====== Excerpted records ======

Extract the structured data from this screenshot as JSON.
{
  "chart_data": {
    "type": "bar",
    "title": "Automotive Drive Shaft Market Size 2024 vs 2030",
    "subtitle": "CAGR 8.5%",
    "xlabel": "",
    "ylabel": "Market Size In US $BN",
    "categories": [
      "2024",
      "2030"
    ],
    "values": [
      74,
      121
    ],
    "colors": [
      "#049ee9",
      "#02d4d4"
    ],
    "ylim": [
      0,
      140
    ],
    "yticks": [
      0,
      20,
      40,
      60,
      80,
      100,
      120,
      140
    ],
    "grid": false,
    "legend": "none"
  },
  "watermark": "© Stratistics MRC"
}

======

Job. Search the data for the string "Size". List each line that has it.

Result.
    "title": "Automotive Drive Shaft Market Size 2024 vs 2030",
    "ylabel": "Market Size In US $BN",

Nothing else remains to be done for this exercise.